> **Given request**
Find every line in the records below that holds the word "color" and copy it.

> **Supplied information**
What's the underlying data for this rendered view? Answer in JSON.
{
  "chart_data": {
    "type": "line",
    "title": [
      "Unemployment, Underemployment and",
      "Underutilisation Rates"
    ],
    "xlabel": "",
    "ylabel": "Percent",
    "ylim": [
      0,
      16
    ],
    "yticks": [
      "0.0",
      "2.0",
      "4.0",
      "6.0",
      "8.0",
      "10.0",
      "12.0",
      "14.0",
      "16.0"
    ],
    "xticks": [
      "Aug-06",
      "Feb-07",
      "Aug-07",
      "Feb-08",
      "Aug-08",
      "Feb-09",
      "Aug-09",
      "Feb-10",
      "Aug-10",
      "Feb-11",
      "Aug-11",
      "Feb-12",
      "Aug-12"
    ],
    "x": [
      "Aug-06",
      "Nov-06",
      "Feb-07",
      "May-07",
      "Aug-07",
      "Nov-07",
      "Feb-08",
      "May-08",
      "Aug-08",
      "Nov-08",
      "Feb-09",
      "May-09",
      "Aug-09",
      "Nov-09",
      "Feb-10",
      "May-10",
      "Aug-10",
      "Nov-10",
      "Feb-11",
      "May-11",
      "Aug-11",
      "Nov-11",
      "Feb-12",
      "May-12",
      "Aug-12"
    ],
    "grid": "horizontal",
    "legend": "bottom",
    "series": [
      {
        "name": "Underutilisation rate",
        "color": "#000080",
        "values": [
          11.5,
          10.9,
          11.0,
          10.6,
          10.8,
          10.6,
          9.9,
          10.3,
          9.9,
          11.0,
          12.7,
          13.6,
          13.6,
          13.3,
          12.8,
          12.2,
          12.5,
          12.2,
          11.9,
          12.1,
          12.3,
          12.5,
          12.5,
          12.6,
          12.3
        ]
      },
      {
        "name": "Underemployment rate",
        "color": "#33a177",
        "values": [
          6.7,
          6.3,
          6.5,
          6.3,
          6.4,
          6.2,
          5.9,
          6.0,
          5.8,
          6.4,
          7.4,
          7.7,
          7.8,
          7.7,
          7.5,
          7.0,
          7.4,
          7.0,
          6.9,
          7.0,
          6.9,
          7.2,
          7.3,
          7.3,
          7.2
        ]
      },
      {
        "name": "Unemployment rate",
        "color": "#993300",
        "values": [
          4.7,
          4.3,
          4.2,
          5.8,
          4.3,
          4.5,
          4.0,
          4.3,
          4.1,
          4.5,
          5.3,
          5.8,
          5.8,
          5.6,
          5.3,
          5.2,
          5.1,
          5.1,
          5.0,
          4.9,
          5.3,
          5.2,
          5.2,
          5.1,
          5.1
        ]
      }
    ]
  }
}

> **The output**
        "color": "#000080",
        "color": "#33a177",
        "color": "#993300",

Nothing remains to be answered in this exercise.